Stored data entries
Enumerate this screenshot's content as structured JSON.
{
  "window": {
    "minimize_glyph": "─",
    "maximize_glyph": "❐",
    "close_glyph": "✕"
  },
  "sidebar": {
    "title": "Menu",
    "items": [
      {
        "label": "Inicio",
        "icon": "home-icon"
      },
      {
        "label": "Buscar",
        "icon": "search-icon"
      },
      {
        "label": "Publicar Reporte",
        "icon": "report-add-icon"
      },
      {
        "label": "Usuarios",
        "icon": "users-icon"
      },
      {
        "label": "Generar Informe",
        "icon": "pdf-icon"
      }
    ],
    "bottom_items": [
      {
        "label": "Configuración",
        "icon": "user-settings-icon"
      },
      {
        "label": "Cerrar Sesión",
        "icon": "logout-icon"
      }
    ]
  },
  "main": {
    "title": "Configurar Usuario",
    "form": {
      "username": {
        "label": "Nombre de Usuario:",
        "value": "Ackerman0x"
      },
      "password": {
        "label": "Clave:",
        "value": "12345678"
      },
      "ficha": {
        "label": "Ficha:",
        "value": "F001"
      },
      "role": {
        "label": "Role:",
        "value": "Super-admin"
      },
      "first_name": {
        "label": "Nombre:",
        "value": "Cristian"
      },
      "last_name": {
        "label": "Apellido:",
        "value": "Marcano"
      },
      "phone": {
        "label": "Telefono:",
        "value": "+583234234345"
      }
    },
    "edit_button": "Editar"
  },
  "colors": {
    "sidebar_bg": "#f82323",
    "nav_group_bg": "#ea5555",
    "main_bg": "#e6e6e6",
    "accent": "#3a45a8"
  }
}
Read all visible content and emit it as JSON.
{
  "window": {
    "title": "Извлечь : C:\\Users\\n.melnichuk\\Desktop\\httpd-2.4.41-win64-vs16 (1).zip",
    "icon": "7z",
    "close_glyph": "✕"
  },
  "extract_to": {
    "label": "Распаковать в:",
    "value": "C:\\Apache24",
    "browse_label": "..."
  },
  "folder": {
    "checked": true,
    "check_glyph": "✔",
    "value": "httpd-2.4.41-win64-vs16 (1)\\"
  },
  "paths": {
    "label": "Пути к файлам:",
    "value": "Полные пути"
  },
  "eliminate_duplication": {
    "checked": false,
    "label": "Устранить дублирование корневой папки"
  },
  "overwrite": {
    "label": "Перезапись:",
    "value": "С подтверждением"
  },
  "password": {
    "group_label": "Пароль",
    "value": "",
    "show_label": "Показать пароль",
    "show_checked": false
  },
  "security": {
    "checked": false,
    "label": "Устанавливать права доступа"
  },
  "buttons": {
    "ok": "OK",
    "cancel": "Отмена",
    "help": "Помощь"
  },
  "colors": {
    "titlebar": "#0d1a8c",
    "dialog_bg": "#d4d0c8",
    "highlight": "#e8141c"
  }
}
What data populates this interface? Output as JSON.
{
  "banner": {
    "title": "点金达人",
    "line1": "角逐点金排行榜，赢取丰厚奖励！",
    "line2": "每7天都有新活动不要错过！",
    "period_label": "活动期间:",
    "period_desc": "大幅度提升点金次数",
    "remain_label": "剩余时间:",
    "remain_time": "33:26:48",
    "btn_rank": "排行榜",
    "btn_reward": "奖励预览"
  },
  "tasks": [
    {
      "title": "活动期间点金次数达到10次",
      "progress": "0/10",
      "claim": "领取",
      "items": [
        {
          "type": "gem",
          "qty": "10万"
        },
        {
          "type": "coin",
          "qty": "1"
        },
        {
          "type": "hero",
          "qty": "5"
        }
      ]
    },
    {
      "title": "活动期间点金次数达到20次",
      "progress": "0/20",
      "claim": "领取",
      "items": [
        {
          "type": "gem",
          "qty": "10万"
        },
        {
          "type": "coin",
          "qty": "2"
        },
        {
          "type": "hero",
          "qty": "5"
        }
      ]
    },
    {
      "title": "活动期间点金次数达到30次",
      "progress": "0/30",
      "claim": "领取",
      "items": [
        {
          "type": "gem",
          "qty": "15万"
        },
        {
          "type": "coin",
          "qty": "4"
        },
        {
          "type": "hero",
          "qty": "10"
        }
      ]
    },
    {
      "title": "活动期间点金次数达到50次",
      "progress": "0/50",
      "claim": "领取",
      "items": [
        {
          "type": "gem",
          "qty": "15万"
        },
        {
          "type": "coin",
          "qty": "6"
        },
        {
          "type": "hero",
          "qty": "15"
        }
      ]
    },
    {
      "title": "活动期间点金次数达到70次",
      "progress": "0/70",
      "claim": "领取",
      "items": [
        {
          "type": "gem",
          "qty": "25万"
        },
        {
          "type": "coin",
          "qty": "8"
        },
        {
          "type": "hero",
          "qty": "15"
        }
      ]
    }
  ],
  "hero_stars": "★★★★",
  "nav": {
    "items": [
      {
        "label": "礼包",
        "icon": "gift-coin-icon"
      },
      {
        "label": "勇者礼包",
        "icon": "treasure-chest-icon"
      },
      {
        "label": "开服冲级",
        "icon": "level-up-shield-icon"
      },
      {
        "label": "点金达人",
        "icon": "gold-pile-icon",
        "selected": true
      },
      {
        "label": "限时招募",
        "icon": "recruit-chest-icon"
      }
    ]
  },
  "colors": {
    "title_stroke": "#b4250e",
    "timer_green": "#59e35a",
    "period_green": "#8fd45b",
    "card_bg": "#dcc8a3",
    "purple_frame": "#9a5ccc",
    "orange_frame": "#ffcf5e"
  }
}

__EXERCISE PROMPT__
Copy the entries above exactly, leaving none out.

__COMPLETED TASK__
Enumerate this screenshot's content as structured JSON.
{
  "window": {
    "minimize_glyph": "─",
    "maximize_glyph": "❐",
    "close_glyph": "✕"
  },
  "sidebar": {
    "title": "Menu",
    "items": [
      {
        "label": "Inicio",
        "icon": "home-icon"
      },
      {
        "label": "Buscar",
        "icon": "search-icon"
      },
      {
        "label": "Publicar Reporte",
        "icon": "report-add-icon"
      },
      {
        "label": "Usuarios",
        "icon": "users-icon"
      },
      {
        "label": "Generar Informe",
        "icon": "pdf-icon"
      }
    ],
    "bottom_items": [
      {
        "label": "Configuración",
        "icon": "user-settings-icon"
      },
      {
        "label": "Cerrar Sesión",
        "icon": "logout-icon"
      }
    ]
  },
  "main": {
    "title": "Configurar Usuario",
    "form": {
      "username": {
        "label": "Nombre de Usuario:",
        "value": "Ackerman0x"
      },
      "password": {
        "label": "Clave:",
        "value": "12345678"
      },
      "ficha": {
        "label": "Ficha:",
        "value": "F001"
      },
      "role": {
        "label": "Role:",
        "value": "Super-admin"
      },
      "first_name": {
        "label": "Nombre:",
        "value": "Cristian"
      },
      "last_name": {
        "label": "Apellido:",
        "value": "Marcano"
      },
      "phone": {
        "label": "Telefono:",
        "value": "+583234234345"
      }
    },
    "edit_button": "Editar"
  },
  "colors": {
    "sidebar_bg": "#f82323",
    "nav_group_bg": "#ea5555",
    "main_bg": "#e6e6e6",
    "accent": "#3a45a8"
  }
}
Read all visible content and emit it as JSON.
{
  "window": {
    "title": "Извлечь : C:\\Users\\n.melnichuk\\Desktop\\httpd-2.4.41-win64-vs16 (1).zip",
    "icon": "7z",
    "close_glyph": "✕"
  },
  "extract_to": {
    "label": "Распаковать в:",
    "value": "C:\\Apache24",
    "browse_label": "..."
  },
  "folder": {
    "checked": true,
    "check_glyph": "✔",
    "value": "httpd-2.4.41-win64-vs16 (1)\\"
  },
  "paths": {
    "label": "Пути к файлам:",
    "value": "Полные пути"
  },
  "eliminate_duplication": {
    "checked": false,
    "label": "Устранить дублирование корневой папки"
  },
  "overwrite": {
    "label": "Перезапись:",
    "value": "С подтверждением"
  },
  "password": {
    "group_label": "Пароль",
    "value": "",
    "show_label": "Показать пароль",
    "show_checked": false
  },
  "security": {
    "checked": false,
    "label": "Устанавливать права доступа"
  },
  "buttons": {
    "ok": "OK",
    "cancel": "Отмена",
    "help": "Помощь"
  },
  "colors": {
    "titlebar": "#0d1a8c",
    "dialog_bg": "#d4d0c8",
    "highlight": "#e8141c"
  }
}
What data populates this interface? Output as JSON.
{
  "banner": {
    "title": "点金达人",
    "line1": "角逐点金排行榜，赢取丰厚奖励！",
    "line2": "每7天都有新活动不要错过！",
    "period_label": "活动期间:",
    "period_desc": "大幅度提升点金次数",
    "remain_label": "剩余时间:",
    "remain_time": "33:26:48",
    "btn_rank": "排行榜",
    "btn_reward": "奖励预览"
  },
  "tasks": [
    {
      "title": "活动期间点金次数达到10次",
      "progress": "0/10",
      "claim": "领取",
      "items": [
        {
          "type": "gem",
          "qty": "10万"
        },
        {
          "type": "coin",
          "qty": "1"
        },
        {
          "type": "hero",
          "qty": "5"
        }
      ]
    },
    {
      "title": "活动期间点金次数达到20次",
      "progress": "0/20",
      "claim": "领取",
      "items": [
        {
          "type": "gem",
          "qty": "10万"
        },
        {
          "type": "coin",
          "qty": "2"
        },
        {
          "type": "hero",
          "qty": "5"
        }
      ]
    },
    {
      "title": "活动期间点金次数达到30次",
      "progress": "0/30",
      "claim": "领取",
      "items": [
        {
          "type": "gem",
          "qty": "15万"
        },
        {
          "type": "coin",
          "qty": "4"
        },
        {
          "type": "hero",
          "qty": "10"
        }
      ]
    },
    {
      "title": "活动期间点金次数达到50次",
      "progress": "0/50",
      "claim": "领取",
      "items": [
        {
          "type": "gem",
          "qty": "15万"
        },
        {
          "type": "coin",
          "qty": "6"
        },
        {
          "type": "hero",
          "qty": "15"
        }
      ]
    },
    {
      "title": "活动期间点金次数达到70次",
      "progress": "0/70",
      "claim": "领取",
      "items": [
        {
          "type": "gem",
          "qty": "25万"
        },
        {
          "type": "coin",
          "qty": "8"
        },
        {
          "type": "hero",
          "qty": "15"
        }
      ]
    }
  ],
  "hero_stars": "★★★★",
  "nav": {
    "items": [
      {
        "label": "礼包",
        "icon": "gift-coin-icon"
      },
      {
        "label": "勇者礼包",
        "icon": "treasure-chest-icon"
      },
      {
        "label": "开服冲级",
        "icon": "level-up-shield-icon"
      },
      {
        "label": "点金达人",
        "icon": "gold-pile-icon",
        "selected": true
      },
      {
        "label": "限时招募",
        "icon": "recruit-chest-icon"
      }
    ]
  },
  "colors": {
    "title_stroke": "#b4250e",
    "timer_green": "#59e35a",
    "period_green": "#8fd45b",
    "card_bg": "#dcc8a3",
    "purple_frame": "#9a5ccc",
    "orange_frame": "#ffcf5e"
  }
}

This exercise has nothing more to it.